Take every line that has the string "longevity" and copy it out.

── Data for this task

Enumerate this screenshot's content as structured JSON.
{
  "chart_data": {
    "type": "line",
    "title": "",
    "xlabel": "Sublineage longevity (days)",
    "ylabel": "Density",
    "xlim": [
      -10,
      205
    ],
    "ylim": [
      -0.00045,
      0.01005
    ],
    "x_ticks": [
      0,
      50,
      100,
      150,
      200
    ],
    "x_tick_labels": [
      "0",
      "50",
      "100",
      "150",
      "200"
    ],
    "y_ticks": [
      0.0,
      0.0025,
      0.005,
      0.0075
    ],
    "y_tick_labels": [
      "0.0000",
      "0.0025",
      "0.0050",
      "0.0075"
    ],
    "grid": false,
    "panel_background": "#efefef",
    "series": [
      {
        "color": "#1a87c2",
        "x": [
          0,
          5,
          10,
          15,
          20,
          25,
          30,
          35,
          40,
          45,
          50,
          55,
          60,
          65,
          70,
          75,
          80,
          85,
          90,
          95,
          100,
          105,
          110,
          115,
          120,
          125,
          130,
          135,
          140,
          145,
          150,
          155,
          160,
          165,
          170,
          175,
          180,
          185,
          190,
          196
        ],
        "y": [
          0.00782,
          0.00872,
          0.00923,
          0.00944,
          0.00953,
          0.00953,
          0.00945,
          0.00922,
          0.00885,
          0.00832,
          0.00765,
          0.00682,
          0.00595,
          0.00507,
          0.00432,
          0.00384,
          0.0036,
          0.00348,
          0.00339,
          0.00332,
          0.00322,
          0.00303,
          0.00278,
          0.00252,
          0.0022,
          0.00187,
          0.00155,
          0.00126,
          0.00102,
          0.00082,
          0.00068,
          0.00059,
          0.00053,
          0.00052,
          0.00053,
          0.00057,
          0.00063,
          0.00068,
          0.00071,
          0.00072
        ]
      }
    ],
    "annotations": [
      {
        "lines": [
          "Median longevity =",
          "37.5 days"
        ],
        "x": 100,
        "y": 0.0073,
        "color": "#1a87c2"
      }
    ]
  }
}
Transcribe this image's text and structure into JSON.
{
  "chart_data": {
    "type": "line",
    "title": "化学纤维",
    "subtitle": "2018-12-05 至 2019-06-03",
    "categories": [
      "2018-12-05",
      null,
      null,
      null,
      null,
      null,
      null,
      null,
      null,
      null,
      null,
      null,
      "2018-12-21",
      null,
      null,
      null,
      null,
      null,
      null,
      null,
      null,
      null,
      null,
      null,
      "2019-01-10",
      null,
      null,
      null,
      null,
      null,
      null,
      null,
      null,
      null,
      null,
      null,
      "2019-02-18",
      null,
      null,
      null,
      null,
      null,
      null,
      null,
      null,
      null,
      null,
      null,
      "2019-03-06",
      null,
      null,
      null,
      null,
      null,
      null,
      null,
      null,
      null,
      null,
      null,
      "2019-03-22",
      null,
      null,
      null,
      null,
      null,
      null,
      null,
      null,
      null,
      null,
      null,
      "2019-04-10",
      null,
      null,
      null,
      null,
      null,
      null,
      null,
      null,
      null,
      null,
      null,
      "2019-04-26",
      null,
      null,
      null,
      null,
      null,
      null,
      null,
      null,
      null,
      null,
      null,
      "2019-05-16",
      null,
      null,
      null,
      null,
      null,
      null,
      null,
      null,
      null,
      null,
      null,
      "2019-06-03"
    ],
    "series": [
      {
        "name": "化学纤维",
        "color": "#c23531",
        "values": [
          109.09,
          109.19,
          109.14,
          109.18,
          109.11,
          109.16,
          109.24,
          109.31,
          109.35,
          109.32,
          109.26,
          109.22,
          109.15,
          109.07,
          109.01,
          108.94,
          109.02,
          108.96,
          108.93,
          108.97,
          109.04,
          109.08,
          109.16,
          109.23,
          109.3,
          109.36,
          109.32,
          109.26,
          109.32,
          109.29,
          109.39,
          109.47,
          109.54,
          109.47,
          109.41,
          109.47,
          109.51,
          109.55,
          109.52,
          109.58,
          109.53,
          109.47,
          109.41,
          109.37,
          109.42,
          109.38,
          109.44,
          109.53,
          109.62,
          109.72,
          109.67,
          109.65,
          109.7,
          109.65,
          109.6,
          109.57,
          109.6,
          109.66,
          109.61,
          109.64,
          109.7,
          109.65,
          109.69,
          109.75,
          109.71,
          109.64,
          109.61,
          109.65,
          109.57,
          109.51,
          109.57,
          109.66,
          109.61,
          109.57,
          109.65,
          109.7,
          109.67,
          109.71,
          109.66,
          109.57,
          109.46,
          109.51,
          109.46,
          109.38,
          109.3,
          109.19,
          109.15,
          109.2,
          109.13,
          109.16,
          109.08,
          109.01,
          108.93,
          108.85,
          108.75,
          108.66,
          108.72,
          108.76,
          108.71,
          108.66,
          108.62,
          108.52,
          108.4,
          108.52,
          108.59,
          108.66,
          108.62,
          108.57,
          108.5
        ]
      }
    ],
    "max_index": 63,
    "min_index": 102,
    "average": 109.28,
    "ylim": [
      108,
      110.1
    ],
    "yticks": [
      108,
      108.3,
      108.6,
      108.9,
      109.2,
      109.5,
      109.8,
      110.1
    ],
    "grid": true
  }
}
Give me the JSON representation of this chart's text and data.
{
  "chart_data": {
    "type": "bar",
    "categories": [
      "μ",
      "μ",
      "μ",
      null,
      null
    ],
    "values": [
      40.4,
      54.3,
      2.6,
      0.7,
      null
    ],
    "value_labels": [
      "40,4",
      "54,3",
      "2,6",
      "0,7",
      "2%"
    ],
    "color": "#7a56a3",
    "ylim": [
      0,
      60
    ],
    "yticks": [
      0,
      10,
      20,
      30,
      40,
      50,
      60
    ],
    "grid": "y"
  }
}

────

=== Expected answer ===
    "xlabel": "Sublineage longevity (days)",
          "Median longevity =",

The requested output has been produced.